* begin Entries *

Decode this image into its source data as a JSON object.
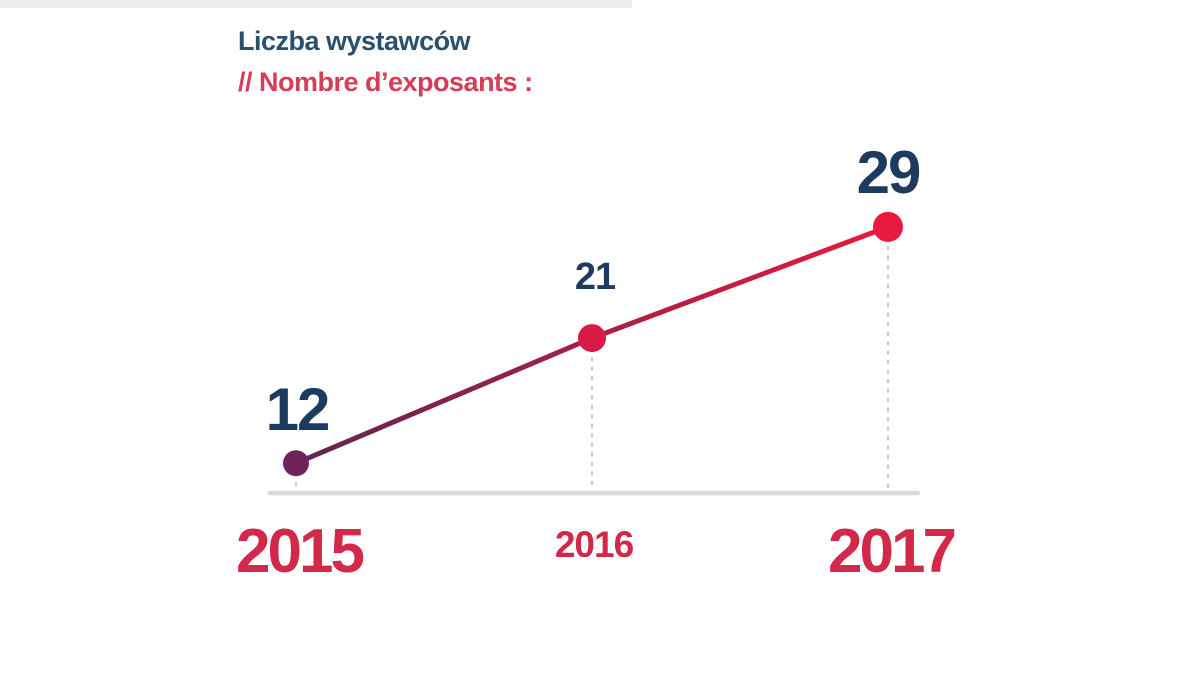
{
  "header": {
    "title": "Liczba wystawców",
    "subtitle": "// Nombre d’exposants :",
    "title_color": "#2b506f",
    "subtitle_color": "#d63d58"
  },
  "chart_data": {
    "type": "line",
    "title": "Liczba wystawców",
    "subtitle": "// Nombre d’exposants :",
    "categories": [
      "2015",
      "2016",
      "2017"
    ],
    "values": [
      12,
      21,
      29
    ],
    "xlabel": "",
    "ylabel": "",
    "grid": false,
    "legend": "none",
    "point_colors": [
      "#6e2456",
      "#d81b44",
      "#e81a3d"
    ],
    "line_gradient": [
      "#5e2751",
      "#e81a3d"
    ],
    "baseline_color": "#d9d9d9",
    "guide_color": "#c8c8c8",
    "value_label_color": "#1d3a5f",
    "year_label_color": "#d2294b"
  }
}
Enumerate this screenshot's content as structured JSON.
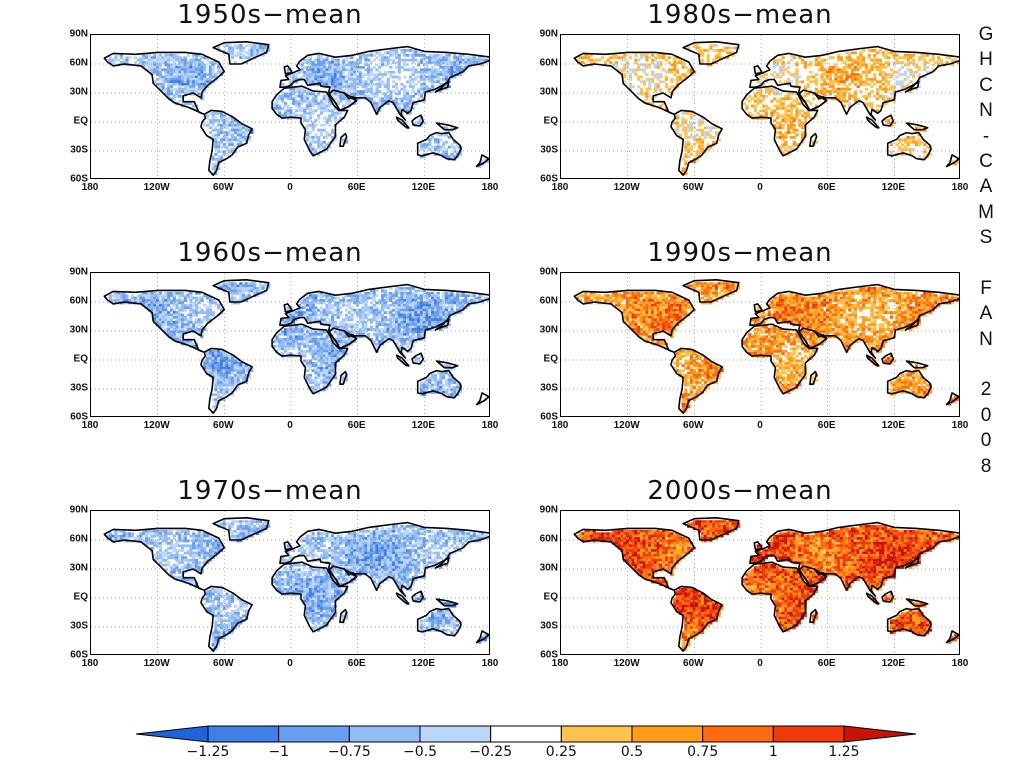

* end Entries *

- _What is needed_: Only lines holding the string "JSON" are wanted; gather each one from the entries above.

- _Solution below_:
Decode this image into its source data as a JSON object.
Enumerate this screenshot's content as structured JSON.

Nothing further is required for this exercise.